◆ What to produce
Each line of the listing that contains the word "Oschersleben" is to be copied.

[Records from a dataset]
(begin)

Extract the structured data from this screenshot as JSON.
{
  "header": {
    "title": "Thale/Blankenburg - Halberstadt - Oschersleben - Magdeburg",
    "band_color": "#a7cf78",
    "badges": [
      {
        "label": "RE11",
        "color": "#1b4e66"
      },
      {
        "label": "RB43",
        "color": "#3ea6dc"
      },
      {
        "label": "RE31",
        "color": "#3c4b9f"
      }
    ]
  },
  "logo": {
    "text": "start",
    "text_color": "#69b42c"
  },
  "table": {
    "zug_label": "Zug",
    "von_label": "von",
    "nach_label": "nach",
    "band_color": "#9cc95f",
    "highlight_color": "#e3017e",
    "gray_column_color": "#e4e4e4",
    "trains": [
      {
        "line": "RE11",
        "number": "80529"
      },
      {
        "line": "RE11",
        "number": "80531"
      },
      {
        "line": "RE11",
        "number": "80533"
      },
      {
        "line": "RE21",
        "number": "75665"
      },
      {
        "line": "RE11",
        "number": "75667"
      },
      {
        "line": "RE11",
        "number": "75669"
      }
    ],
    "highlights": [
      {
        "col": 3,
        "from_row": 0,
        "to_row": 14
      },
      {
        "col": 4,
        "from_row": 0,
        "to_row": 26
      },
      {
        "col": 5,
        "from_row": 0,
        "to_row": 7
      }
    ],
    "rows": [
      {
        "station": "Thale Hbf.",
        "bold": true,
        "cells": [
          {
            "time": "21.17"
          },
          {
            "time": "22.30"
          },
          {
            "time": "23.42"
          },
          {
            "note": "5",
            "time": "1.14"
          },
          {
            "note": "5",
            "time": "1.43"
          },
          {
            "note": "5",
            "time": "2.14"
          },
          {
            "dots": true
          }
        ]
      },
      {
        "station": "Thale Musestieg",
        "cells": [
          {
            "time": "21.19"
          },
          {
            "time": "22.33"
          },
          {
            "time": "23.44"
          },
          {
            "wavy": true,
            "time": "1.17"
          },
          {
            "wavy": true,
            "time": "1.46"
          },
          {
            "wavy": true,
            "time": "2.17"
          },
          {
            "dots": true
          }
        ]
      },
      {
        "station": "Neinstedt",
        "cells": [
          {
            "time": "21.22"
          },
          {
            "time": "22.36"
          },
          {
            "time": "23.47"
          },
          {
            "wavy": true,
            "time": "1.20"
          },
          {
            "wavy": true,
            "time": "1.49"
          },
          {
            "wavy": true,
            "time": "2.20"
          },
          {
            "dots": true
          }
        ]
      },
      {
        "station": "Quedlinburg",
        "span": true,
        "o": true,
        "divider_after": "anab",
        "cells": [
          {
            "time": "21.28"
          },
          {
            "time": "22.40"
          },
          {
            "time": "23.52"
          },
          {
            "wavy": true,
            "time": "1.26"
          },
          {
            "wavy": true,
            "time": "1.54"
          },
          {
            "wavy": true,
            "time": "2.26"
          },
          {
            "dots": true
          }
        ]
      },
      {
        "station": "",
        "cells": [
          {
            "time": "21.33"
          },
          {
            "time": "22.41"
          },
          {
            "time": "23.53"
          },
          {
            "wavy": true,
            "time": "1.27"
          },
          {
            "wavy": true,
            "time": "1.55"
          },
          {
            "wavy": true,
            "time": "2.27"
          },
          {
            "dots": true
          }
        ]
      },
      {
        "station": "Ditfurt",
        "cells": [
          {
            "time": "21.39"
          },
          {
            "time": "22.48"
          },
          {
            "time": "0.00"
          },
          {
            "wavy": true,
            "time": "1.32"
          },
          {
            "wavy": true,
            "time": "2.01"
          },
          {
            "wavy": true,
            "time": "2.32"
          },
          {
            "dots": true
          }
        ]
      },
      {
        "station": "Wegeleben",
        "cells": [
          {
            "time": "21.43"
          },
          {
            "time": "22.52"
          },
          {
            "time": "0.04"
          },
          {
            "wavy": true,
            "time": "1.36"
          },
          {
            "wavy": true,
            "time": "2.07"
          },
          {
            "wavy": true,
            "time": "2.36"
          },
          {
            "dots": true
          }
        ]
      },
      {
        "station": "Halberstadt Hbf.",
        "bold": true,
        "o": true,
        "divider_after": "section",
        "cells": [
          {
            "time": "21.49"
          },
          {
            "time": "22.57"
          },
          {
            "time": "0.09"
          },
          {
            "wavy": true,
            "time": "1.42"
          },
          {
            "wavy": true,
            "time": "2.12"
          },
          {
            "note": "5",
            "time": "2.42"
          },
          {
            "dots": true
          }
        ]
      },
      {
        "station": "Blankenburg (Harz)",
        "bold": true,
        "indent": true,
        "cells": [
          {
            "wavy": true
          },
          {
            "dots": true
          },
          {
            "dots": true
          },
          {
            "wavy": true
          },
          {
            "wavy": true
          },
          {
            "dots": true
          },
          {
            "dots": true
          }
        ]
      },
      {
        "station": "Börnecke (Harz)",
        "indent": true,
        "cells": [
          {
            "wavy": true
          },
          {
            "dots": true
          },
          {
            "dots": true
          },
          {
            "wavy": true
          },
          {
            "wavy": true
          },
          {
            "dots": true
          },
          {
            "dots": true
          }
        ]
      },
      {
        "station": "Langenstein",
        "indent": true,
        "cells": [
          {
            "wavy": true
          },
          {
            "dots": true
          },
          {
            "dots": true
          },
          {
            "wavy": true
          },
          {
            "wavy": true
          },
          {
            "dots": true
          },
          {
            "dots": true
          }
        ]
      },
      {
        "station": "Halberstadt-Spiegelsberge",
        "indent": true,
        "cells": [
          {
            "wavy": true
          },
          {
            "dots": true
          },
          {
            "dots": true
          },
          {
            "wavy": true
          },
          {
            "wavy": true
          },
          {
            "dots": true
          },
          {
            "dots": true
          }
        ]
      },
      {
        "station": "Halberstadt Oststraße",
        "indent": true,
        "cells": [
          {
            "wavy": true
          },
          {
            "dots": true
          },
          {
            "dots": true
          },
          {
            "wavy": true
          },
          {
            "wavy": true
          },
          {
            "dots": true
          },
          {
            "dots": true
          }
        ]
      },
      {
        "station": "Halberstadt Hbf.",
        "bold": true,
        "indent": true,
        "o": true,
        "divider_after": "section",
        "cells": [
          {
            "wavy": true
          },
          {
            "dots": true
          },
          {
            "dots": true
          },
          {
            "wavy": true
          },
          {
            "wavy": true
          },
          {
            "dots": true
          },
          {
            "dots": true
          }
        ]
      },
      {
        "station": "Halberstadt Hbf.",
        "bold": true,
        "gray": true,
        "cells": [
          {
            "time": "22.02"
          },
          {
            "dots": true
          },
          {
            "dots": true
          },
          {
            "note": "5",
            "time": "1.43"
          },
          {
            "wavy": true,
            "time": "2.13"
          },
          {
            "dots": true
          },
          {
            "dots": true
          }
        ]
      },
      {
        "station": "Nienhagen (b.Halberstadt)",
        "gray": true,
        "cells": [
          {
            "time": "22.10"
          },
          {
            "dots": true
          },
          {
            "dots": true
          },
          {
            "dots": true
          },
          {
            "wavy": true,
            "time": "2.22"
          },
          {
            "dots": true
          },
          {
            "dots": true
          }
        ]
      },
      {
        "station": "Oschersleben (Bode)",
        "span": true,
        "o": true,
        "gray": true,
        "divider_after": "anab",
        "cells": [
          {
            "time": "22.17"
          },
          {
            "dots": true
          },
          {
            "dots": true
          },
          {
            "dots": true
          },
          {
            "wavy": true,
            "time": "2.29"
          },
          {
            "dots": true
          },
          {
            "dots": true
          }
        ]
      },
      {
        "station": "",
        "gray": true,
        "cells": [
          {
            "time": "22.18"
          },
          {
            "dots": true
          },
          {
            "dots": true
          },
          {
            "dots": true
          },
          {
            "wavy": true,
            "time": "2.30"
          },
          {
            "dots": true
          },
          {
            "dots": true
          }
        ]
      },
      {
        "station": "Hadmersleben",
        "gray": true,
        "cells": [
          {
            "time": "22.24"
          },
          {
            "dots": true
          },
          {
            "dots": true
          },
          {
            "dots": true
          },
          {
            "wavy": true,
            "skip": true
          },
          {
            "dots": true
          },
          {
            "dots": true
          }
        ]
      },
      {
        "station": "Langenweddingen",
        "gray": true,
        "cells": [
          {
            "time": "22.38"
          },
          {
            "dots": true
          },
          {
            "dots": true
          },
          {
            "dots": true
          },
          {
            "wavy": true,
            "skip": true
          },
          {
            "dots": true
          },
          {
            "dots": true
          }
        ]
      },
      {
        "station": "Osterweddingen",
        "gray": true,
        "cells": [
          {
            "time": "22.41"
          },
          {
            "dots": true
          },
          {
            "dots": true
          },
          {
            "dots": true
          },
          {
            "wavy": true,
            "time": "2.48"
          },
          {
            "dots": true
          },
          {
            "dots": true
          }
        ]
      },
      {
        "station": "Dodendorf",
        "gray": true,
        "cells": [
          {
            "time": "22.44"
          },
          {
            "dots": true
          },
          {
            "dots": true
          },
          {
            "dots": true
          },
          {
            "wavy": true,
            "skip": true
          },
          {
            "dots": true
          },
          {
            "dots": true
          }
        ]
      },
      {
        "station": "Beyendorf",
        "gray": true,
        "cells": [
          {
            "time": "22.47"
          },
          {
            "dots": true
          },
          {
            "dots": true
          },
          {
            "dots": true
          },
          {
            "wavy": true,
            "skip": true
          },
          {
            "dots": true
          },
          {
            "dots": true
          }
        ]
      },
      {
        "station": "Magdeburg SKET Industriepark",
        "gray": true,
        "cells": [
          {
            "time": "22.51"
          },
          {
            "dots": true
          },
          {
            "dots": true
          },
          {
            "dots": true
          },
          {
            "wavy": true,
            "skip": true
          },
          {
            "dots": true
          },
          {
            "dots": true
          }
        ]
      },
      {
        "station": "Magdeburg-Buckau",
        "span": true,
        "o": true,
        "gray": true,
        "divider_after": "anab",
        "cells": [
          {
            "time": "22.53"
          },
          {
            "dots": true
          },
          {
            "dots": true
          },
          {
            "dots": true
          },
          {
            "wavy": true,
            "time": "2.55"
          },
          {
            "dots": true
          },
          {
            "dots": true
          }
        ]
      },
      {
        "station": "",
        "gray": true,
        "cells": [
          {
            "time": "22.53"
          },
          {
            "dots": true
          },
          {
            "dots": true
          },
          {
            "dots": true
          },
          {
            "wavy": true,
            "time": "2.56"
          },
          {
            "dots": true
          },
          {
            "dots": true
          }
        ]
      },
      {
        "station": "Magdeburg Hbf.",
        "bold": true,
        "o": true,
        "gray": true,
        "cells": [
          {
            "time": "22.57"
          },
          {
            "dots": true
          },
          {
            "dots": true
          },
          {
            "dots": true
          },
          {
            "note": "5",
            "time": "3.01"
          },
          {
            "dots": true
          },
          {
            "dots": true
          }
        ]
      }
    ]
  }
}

(end)

◆ Response below
    "title": "Thale/Blankenburg - Halberstadt - Oschersleben - Magdeburg",
        "station": "Oschersleben (Bode)",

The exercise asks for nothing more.